Nestled in the heart of the Évasion Mont-Blanc ski realm (400 km of slopes), Megève blends Savoyard tradition with contemporary flair. Whether you’re seeking a romantic getaway, a family retreat, or a culinary escape, this resort offers a diverse range of accommodations and singular activities. And with year‑round venues, Megève makes for a perfect destination in any season. In winter, days are filled with skiing, snowshoeing, spa breaks, and shopping. The rest of the year, it’s all about hillside strolls and mountain adventures.
Mont Blanc Hotel Megève
Part of the Maisons & Hôtels Sibuet collection, this four‑star hotel is Karla Miller and Yonder.fr editors’ favorite charming stay in Megève. It remains one of the station’s most iconic: built in 1849, it was a regular haunt for Jean Cocteau, evidence of which is the mural in the dining room. For decades, the Sibuet family has shaped a distinctive style: warm, approachable service tempered by rigorous professionalism, cozy, wooly refuges, and signature décor instantly recognizable. The latest refresh: a pristine setting designed with François Dumas, marrying the clean lines of the 1950s‑60s with rustic Savoyard timber. Guillerme et Chambron furniture, midcentury lighting, Vallauris ceramics, and white boucle chairs compose an interior landscape that hums in harmony with the mountains.
With just 38 rooms and suites, Mont Blanc emphasizes intimacy. You’ll find the Sibuet signature: light woods, luxurious textiles, bespoke details, some with balconies or terraces overlooking the village square and its clock tower. Each promises a distinct experience, but all share the same idea: a super‑comfortable refuge just above Megève’s cobblestones.
After a day on the slopes, guests often linger in the tea salon: rich Grand Cru hot chocolates are to die for! And everyone convenes at the Les Enfants Terribles bar for a glass of vintage champagne paired with antipasti. It’s well worth saving room for Relais Mont‑Blanc, a brasserie that proclaims “the true taste of the Alps,” offering Savoyard specialties alongside Italian, Swiss, and Austrian influences in a refreshed traditional setting.

Instructions:
1. In the article on Megève, rewrite the part that opens with the words containing "After a day" and closes with "refreshed traditional setting.", replacing "tea salon" with "hotel lounge".
2. Answer these questions using the article on Megève:
(a) How many kilometers of slopes does the Évasion Mont-Blanc ski realm have?
(b) In what year was the Mont Blanc Hotel built?
(c) How many rooms and suites does the hotel have?
3. According to the article on Megève, why does the resort make a perfect destination in any season?

Extracted entries:

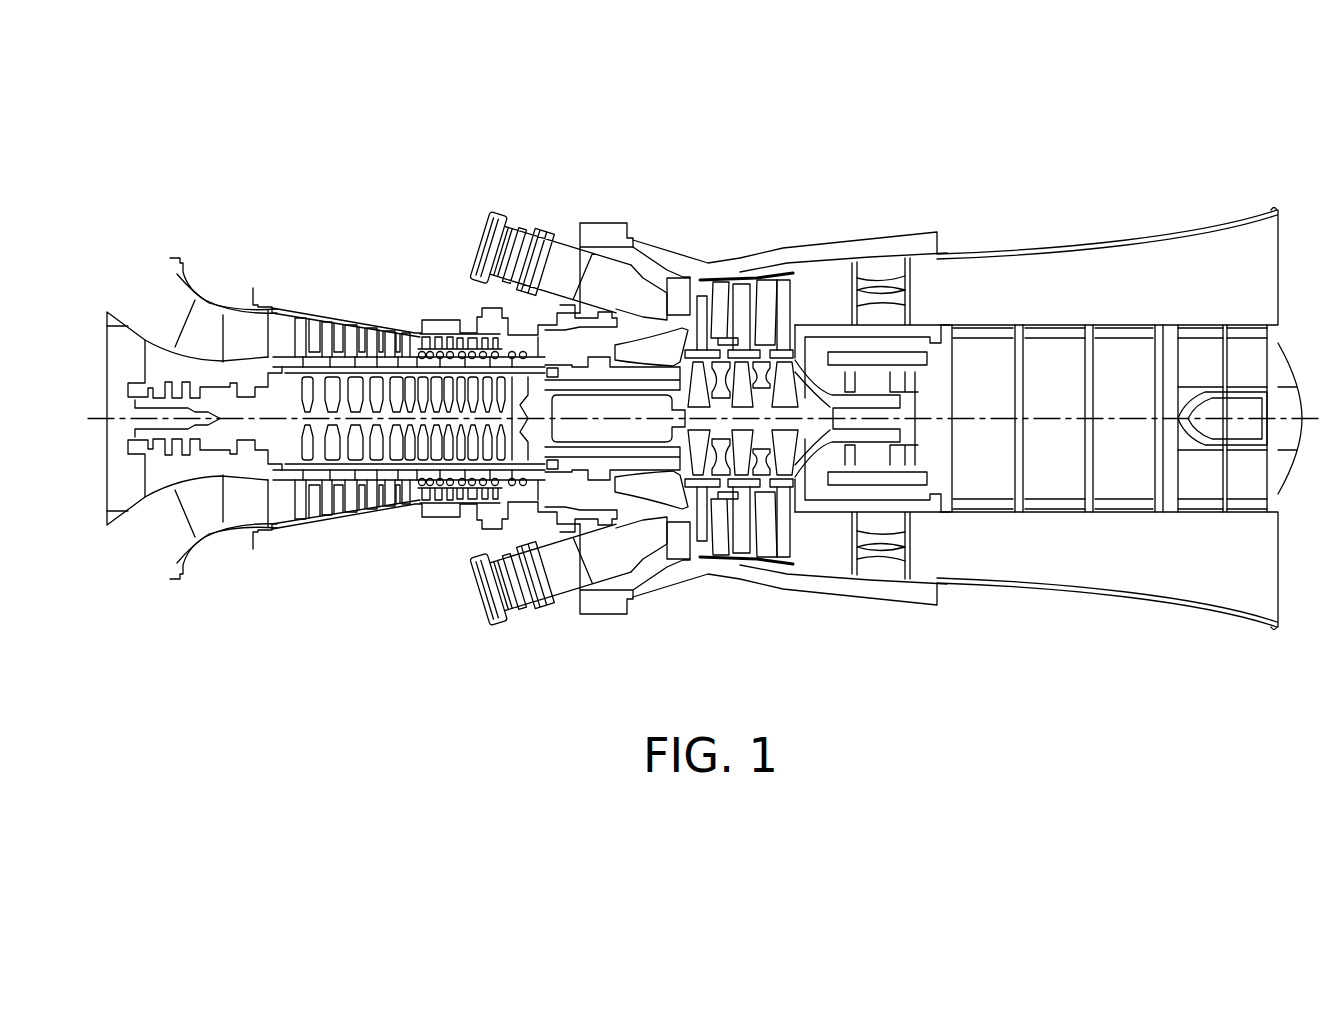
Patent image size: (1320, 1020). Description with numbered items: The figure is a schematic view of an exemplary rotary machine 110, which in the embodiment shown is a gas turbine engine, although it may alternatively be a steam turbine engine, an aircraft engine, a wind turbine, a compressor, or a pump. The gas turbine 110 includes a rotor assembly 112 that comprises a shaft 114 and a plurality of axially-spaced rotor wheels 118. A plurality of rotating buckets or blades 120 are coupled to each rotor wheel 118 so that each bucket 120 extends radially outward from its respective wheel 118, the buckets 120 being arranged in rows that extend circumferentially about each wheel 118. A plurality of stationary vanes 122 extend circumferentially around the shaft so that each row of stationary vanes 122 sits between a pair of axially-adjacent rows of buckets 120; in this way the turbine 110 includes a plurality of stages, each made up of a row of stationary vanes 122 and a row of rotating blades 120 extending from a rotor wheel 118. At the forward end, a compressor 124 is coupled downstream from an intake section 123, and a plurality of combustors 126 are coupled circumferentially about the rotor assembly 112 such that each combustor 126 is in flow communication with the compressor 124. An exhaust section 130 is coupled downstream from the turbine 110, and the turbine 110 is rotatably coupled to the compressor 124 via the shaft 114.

The rotary machine 110 is at (500, 158).
The rotor assembly 112 is at (680, 295).
The shaft 114 is at (870, 387).
The rotor wheel 118 is at (798, 333).
The rotating bucket 120 is at (778, 300).
The stationary vane 122 is at (722, 300).
The intake section 123 is at (148, 270).
The compressor 124 is at (318, 302).
The combustor 126 is at (562, 230).
The exhaust section 130 is at (1073, 200).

Solution set:
1.
After a day on the slopes, guests often linger in the hotel lounge: rich Grand Cru hot chocolates are to die for! And everyone convenes at the Les Enfants Terribles bar for a glass of vintage champagne paired with antipasti. It’s well worth saving room for Relais Mont‑Blanc, a brasserie that proclaims “the true taste of the Alps,” offering Savoyard specialties alongside Italian, Swiss, and Austrian influences in a refreshed traditional setting.

2.
(a) 400 km.
(b) 1849.
(c) 38.

3. Megève has year-round venues. In winter, days are filled with skiing, snowshoeing, spa breaks, and shopping. The rest of the year is about hillside strolls and mountain adventures.